+++ Recorded information
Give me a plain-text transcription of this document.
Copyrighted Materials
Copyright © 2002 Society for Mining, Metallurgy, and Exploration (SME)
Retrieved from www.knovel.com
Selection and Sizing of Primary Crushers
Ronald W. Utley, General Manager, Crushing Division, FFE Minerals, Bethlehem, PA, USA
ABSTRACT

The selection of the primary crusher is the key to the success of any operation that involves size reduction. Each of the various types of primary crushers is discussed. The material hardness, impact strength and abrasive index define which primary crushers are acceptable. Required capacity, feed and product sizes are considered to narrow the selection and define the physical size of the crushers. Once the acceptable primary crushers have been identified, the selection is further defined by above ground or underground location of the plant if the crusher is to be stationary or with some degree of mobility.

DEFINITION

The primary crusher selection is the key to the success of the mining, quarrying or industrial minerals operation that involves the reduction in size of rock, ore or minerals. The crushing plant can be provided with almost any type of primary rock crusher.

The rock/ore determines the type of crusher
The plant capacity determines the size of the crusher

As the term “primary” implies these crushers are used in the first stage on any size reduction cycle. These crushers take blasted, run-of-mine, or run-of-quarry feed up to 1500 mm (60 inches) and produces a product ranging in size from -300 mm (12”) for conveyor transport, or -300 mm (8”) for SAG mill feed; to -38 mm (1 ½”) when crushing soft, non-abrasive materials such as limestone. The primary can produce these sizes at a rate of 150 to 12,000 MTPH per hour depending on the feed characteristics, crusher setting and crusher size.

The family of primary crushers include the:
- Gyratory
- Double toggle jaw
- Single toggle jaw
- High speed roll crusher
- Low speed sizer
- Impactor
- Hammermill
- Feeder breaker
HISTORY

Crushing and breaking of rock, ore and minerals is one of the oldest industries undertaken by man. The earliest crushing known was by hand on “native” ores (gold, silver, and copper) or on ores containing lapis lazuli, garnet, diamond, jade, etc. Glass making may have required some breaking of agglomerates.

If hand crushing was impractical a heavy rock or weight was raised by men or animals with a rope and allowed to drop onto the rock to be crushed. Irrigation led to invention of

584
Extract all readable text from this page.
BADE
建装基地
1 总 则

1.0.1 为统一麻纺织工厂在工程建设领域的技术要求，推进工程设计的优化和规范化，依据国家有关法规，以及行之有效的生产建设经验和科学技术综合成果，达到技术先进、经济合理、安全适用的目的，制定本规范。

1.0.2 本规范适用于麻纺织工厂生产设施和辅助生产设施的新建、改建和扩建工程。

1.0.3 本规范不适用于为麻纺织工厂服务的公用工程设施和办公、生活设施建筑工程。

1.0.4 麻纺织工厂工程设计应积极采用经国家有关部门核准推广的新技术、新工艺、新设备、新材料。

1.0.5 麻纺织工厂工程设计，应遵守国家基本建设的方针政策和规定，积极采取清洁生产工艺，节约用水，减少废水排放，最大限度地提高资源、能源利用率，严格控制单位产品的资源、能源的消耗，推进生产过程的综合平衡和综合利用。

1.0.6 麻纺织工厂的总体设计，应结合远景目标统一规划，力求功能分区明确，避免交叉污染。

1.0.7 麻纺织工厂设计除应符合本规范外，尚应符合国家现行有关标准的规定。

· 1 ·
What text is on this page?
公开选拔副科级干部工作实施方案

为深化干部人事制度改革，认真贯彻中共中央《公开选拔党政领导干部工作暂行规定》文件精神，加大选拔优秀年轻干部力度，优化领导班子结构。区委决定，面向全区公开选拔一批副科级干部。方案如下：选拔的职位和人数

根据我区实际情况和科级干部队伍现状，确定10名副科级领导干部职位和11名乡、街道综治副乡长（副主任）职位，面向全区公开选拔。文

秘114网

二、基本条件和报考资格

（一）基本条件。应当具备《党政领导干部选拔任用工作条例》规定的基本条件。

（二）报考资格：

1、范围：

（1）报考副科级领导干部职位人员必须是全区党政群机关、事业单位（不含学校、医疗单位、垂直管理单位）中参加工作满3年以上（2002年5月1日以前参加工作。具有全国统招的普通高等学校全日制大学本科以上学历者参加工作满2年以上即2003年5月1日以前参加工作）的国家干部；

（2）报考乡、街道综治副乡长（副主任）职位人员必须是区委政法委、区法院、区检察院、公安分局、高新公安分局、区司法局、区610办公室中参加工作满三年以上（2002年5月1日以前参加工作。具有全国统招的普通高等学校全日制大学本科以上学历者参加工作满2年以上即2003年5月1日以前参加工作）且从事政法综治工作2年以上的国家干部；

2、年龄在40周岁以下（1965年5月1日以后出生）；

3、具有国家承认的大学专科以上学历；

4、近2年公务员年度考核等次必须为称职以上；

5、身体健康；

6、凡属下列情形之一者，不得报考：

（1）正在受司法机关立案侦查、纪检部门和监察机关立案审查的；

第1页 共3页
++++++
**Set task:** All of the entries must be written out exactly as they stand.

**Task solution:**
Give me a plain-text transcription of this document.
Copyrighted Materials
Copyright © 2002 Society for Mining, Metallurgy, and Exploration (SME)
Retrieved from www.knovel.com
Selection and Sizing of Primary Crushers
Ronald W. Utley, General Manager, Crushing Division, FFE Minerals, Bethlehem, PA, USA
ABSTRACT

The selection of the primary crusher is the key to the success of any operation that involves size reduction. Each of the various types of primary crushers is discussed. The material hardness, impact strength and abrasive index define which primary crushers are acceptable. Required capacity, feed and product sizes are considered to narrow the selection and define the physical size of the crushers. Once the acceptable primary crushers have been identified, the selection is further defined by above ground or underground location of the plant if the crusher is to be stationary or with some degree of mobility.

DEFINITION

The primary crusher selection is the key to the success of the mining, quarrying or industrial minerals operation that involves the reduction in size of rock, ore or minerals. The crushing plant can be provided with almost any type of primary rock crusher.

The rock/ore determines the type of crusher
The plant capacity determines the size of the crusher

As the term “primary” implies these crushers are used in the first stage on any size reduction cycle. These crushers take blasted, run-of-mine, or run-of-quarry feed up to 1500 mm (60 inches) and produces a product ranging in size from -300 mm (12”) for conveyor transport, or -300 mm (8”) for SAG mill feed; to -38 mm (1 ½”) when crushing soft, non-abrasive materials such as limestone. The primary can produce these sizes at a rate of 150 to 12,000 MTPH per hour depending on the feed characteristics, crusher setting and crusher size.

The family of primary crushers include the:
- Gyratory
- Double toggle jaw
- Single toggle jaw
- High speed roll crusher
- Low speed sizer
- Impactor
- Hammermill
- Feeder breaker
HISTORY

Crushing and breaking of rock, ore and minerals is one of the oldest industries undertaken by man. The earliest crushing known was by hand on “native” ores (gold, silver, and copper) or on ores containing lapis lazuli, garnet, diamond, jade, etc. Glass making may have required some breaking of agglomerates.

If hand crushing was impractical a heavy rock or weight was raised by men or animals with a rope and allowed to drop onto the rock to be crushed. Irrigation led to invention of

584
Extract all readable text from this page.
BADE
建装基地
1 总 则

1.0.1 为统一麻纺织工厂在工程建设领域的技术要求，推进工程设计的优化和规范化，依据国家有关法规，以及行之有效的生产建设经验和科学技术综合成果，达到技术先进、经济合理、安全适用的目的，制定本规范。

1.0.2 本规范适用于麻纺织工厂生产设施和辅助生产设施的新建、改建和扩建工程。

1.0.3 本规范不适用于为麻纺织工厂服务的公用工程设施和办公、生活设施建筑工程。

1.0.4 麻纺织工厂工程设计应积极采用经国家有关部门核准推广的新技术、新工艺、新设备、新材料。

1.0.5 麻纺织工厂工程设计，应遵守国家基本建设的方针政策和规定，积极采取清洁生产工艺，节约用水，减少废水排放，最大限度地提高资源、能源利用率，严格控制单位产品的资源、能源的消耗，推进生产过程的综合平衡和综合利用。

1.0.6 麻纺织工厂的总体设计，应结合远景目标统一规划，力求功能分区明确，避免交叉污染。

1.0.7 麻纺织工厂设计除应符合本规范外，尚应符合国家现行有关标准的规定。

· 1 ·
What text is on this page?
公开选拔副科级干部工作实施方案

为深化干部人事制度改革，认真贯彻中共中央《公开选拔党政领导干部工作暂行规定》文件精神，加大选拔优秀年轻干部力度，优化领导班子结构。区委决定，面向全区公开选拔一批副科级干部。方案如下：选拔的职位和人数

根据我区实际情况和科级干部队伍现状，确定10名副科级领导干部职位和11名乡、街道综治副乡长（副主任）职位，面向全区公开选拔。文

秘114网

二、基本条件和报考资格

（一）基本条件。应当具备《党政领导干部选拔任用工作条例》规定的基本条件。

（二）报考资格：

1、范围：

（1）报考副科级领导干部职位人员必须是全区党政群机关、事业单位（不含学校、医疗单位、垂直管理单位）中参加工作满3年以上（2002年5月1日以前参加工作。具有全国统招的普通高等学校全日制大学本科以上学历者参加工作满2年以上即2003年5月1日以前参加工作）的国家干部；

（2）报考乡、街道综治副乡长（副主任）职位人员必须是区委政法委、区法院、区检察院、公安分局、高新公安分局、区司法局、区610办公室中参加工作满三年以上（2002年5月1日以前参加工作。具有全国统招的普通高等学校全日制大学本科以上学历者参加工作满2年以上即2003年5月1日以前参加工作）且从事政法综治工作2年以上的国家干部；

2、年龄在40周岁以下（1965年5月1日以后出生）；

3、具有国家承认的大学专科以上学历；

4、近2年公务员年度考核等次必须为称职以上；

5、身体健康；

6、凡属下列情形之一者，不得报考：

（1）正在受司法机关立案侦查、纪检部门和监察机关立案审查的；

第1页 共3页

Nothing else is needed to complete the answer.